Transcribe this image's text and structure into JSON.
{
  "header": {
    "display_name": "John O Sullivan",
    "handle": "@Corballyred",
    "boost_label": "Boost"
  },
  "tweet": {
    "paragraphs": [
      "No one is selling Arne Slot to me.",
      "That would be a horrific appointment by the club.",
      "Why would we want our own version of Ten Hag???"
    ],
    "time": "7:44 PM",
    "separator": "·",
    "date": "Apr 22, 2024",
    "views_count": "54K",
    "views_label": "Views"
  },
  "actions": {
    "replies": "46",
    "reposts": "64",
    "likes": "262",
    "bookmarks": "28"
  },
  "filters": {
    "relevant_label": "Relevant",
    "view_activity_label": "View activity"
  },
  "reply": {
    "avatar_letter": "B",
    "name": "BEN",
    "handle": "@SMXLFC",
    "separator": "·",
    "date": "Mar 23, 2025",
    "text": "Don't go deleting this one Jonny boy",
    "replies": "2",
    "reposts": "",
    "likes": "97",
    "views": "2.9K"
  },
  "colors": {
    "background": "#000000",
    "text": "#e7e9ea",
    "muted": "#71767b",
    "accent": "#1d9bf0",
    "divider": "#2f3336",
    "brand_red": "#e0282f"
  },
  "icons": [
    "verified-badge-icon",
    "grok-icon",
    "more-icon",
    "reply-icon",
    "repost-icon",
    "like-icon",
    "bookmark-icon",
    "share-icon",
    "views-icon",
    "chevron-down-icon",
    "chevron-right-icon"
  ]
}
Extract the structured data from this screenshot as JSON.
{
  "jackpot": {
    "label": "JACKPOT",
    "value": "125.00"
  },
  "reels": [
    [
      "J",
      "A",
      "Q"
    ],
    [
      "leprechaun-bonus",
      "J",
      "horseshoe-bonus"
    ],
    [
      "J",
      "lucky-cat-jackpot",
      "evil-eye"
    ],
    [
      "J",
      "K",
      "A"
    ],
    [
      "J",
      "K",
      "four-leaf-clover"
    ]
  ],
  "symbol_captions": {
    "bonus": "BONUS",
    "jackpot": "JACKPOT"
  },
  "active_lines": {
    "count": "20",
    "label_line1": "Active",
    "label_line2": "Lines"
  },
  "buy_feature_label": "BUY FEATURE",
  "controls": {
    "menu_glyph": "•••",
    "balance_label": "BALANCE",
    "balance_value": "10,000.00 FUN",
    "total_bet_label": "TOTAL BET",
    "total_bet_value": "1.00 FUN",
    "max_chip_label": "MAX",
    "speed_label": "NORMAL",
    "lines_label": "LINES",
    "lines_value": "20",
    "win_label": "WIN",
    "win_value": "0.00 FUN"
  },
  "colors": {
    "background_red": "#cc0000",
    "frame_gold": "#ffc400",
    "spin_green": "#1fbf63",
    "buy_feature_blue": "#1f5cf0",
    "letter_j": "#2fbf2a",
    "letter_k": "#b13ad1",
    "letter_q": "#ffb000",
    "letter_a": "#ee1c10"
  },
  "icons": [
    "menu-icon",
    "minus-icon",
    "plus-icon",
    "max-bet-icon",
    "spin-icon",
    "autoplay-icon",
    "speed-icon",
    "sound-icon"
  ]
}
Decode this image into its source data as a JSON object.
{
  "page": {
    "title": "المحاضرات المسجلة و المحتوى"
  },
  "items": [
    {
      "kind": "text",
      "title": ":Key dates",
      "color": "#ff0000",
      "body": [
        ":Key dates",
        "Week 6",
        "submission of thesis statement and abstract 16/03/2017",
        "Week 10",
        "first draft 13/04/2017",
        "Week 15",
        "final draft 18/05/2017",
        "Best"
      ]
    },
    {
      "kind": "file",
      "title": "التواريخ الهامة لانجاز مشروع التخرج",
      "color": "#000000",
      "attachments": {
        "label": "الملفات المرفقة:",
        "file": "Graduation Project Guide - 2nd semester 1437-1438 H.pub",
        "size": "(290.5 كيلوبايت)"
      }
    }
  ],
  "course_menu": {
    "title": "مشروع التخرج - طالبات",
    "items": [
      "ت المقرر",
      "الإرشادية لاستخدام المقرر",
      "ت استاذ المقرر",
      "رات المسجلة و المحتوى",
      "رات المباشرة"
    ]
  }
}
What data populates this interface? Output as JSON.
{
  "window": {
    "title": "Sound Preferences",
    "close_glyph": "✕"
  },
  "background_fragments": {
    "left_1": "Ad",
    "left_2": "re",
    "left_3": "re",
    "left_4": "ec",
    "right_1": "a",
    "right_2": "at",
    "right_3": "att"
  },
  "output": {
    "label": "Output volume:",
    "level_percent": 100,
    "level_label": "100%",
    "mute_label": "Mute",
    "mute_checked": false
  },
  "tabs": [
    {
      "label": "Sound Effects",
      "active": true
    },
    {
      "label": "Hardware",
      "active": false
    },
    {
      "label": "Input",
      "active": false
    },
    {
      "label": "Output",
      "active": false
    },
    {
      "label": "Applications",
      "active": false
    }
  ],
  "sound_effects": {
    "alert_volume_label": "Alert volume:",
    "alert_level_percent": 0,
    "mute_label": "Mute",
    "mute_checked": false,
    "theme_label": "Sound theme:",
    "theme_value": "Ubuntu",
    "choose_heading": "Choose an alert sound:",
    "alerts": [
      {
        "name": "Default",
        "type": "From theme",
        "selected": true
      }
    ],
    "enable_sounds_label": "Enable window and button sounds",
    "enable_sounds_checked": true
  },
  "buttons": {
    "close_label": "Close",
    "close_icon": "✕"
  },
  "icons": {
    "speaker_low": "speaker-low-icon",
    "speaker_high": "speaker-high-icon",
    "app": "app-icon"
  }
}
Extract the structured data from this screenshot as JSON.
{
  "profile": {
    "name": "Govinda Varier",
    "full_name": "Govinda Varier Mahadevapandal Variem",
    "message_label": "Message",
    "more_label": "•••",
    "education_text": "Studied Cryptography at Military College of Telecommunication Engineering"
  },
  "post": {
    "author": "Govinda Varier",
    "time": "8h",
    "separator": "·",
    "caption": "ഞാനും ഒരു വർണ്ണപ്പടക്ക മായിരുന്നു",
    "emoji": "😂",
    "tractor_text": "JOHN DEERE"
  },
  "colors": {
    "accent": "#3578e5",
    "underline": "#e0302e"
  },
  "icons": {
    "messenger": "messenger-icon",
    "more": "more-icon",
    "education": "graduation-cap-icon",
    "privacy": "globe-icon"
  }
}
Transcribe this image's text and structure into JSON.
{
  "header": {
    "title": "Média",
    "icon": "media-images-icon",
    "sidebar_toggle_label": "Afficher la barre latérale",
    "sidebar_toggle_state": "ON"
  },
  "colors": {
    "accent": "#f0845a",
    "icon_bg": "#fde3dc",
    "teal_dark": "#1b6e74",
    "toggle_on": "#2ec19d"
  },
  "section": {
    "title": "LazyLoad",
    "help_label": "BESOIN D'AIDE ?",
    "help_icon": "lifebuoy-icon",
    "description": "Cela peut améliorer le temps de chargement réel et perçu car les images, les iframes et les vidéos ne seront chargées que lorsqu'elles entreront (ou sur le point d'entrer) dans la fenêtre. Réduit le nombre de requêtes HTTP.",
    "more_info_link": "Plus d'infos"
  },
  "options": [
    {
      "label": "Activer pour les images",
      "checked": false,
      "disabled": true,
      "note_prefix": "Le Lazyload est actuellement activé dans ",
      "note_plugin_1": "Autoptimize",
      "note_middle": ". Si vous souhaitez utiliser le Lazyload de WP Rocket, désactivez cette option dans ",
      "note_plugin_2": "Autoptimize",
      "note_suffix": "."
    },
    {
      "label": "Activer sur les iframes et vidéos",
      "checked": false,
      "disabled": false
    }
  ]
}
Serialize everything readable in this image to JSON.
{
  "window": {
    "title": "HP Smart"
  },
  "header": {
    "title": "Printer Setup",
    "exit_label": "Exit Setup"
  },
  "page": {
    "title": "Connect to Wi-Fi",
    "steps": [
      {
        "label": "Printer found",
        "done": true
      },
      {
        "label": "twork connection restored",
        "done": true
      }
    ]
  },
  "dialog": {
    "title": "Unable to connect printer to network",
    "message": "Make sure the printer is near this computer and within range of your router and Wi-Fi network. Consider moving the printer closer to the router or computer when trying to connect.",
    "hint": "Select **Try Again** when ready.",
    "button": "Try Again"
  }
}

_Challenge_
Report all lines of the data that include the word "التخرج".

_Problem solution_
      "title": "التواريخ الهامة لانجاز مشروع التخرج",
    "title": "مشروع التخرج - طالبات",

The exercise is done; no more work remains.